■ Recorded information

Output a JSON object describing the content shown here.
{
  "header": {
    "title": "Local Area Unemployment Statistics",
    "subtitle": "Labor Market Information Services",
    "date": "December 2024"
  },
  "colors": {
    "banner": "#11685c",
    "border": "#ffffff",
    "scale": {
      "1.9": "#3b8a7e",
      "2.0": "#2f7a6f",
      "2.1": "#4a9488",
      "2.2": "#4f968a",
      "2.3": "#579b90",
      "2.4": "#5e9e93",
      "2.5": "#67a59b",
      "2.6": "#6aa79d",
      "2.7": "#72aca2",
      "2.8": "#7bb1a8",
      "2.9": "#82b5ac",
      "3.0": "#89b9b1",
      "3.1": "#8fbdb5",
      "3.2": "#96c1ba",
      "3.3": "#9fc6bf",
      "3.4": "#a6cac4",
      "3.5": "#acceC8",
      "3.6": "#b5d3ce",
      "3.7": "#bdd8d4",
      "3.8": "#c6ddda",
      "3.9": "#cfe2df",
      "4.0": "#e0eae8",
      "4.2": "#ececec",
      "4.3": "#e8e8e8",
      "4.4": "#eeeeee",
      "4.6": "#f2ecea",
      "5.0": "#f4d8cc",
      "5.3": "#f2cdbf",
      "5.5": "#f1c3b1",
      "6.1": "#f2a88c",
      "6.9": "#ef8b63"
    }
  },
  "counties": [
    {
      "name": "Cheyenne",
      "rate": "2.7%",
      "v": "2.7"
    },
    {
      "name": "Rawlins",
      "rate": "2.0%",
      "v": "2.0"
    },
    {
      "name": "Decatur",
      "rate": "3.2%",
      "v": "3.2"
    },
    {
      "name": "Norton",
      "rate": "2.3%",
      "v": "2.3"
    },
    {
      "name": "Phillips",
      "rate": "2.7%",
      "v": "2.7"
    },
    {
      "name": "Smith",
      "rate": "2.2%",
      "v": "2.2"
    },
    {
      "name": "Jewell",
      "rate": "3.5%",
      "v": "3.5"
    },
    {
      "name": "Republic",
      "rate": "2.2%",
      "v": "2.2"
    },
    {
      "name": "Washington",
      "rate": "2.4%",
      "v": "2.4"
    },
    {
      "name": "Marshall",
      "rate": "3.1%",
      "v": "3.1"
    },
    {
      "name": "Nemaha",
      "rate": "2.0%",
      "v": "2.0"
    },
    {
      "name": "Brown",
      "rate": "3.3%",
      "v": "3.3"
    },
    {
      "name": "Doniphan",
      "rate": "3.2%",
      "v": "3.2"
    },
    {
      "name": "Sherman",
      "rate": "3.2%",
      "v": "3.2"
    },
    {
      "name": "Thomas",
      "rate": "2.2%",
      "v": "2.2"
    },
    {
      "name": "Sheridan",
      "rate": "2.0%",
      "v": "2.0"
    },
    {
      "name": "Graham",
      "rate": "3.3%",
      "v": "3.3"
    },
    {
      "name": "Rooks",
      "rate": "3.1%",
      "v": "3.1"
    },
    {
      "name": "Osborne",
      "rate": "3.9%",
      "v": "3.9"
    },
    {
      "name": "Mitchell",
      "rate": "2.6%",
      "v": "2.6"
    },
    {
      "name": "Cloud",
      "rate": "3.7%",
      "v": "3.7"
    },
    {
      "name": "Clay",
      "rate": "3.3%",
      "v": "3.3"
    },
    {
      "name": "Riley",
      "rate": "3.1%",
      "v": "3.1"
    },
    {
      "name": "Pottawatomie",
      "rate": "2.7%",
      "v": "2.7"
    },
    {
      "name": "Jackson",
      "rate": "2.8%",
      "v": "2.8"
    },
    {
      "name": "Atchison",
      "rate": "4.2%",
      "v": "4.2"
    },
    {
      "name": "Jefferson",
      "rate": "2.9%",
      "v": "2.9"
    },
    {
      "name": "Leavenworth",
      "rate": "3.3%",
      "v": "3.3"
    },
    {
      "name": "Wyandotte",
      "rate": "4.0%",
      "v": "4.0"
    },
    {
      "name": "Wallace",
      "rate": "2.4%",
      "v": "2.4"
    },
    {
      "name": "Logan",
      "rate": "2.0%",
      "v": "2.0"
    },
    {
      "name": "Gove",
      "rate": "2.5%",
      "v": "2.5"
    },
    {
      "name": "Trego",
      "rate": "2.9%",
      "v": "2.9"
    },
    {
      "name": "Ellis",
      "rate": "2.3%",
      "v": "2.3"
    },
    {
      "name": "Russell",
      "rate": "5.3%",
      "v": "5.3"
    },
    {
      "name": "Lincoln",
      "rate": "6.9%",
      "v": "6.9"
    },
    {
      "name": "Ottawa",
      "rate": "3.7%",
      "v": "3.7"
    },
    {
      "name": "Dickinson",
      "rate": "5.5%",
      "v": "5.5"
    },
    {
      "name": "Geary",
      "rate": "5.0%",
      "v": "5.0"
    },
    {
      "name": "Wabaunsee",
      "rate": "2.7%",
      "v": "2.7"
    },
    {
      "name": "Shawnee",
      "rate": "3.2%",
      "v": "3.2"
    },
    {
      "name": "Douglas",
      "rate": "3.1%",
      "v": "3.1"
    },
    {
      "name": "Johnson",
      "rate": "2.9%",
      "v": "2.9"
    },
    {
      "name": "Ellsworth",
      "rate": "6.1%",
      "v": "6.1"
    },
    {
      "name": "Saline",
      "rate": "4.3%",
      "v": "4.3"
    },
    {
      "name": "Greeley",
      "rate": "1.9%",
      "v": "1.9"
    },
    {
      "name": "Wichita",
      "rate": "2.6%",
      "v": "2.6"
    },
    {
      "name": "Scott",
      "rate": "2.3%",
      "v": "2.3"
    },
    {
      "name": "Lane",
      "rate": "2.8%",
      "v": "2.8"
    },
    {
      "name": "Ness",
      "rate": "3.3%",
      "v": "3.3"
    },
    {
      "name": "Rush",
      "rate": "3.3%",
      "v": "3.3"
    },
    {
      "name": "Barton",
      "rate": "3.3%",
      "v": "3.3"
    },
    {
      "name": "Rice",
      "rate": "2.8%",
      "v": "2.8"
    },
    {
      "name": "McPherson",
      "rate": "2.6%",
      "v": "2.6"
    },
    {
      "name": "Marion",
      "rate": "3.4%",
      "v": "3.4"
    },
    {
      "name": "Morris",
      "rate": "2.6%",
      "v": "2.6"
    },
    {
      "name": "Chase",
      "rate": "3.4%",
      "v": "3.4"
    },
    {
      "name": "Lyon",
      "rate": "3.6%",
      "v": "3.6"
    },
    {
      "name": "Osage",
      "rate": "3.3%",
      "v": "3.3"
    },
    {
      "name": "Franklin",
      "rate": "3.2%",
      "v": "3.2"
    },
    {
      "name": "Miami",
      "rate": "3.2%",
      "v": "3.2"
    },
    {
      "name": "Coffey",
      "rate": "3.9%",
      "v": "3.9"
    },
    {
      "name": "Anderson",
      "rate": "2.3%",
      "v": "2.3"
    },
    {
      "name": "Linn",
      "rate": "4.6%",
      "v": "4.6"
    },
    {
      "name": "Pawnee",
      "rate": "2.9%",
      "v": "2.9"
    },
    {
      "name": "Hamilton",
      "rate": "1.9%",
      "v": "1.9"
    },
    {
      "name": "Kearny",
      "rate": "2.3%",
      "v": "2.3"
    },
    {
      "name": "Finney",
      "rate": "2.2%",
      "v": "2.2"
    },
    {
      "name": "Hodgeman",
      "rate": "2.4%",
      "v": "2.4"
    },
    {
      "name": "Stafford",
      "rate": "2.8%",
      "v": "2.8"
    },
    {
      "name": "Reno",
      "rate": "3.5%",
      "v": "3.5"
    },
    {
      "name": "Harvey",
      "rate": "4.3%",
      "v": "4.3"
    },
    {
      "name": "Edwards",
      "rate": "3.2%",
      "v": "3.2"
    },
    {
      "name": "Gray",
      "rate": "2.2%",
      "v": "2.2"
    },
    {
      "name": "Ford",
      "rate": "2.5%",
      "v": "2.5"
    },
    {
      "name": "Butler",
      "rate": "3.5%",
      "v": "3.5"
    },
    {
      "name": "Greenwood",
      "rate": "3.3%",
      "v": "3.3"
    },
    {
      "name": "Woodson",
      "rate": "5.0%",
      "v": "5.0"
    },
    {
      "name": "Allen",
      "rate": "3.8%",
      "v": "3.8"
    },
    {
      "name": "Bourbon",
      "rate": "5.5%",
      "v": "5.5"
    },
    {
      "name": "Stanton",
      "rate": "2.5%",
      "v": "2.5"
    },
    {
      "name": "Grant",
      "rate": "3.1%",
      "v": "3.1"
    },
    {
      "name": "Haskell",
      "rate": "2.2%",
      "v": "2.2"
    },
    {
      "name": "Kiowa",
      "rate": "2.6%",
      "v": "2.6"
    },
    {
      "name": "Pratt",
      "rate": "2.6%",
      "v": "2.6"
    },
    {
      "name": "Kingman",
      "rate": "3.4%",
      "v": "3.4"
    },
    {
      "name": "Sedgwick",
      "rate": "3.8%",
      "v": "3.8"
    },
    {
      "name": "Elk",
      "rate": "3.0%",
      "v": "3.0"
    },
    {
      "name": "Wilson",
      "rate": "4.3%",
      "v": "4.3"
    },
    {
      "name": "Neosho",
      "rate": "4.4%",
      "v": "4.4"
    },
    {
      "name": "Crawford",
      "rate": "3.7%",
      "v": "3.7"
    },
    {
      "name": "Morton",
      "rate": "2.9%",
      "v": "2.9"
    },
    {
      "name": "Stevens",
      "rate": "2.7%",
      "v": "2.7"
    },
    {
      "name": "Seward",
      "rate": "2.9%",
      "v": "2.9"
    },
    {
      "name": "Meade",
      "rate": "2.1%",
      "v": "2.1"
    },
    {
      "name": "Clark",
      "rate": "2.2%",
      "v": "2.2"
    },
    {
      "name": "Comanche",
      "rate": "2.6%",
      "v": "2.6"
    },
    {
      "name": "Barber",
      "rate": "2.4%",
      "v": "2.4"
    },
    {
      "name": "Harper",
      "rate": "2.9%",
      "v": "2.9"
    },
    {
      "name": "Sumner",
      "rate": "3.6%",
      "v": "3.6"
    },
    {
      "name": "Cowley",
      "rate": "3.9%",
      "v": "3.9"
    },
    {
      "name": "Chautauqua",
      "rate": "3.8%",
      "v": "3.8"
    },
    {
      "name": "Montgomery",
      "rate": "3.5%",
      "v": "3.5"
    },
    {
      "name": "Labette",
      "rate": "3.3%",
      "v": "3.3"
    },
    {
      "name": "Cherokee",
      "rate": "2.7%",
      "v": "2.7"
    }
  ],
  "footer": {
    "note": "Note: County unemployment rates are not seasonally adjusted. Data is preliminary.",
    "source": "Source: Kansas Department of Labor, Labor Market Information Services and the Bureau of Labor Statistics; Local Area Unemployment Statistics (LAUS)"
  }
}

■ Work required
Which lines include the word "Market"? List them all.

■ Full output
    "subtitle": "Labor Market Information Services",
    "source": "Source: Kansas Department of Labor, Labor Market Information Services and the Bureau of Labor Statistics; Local Area Unemployment Statistics (LAUS)"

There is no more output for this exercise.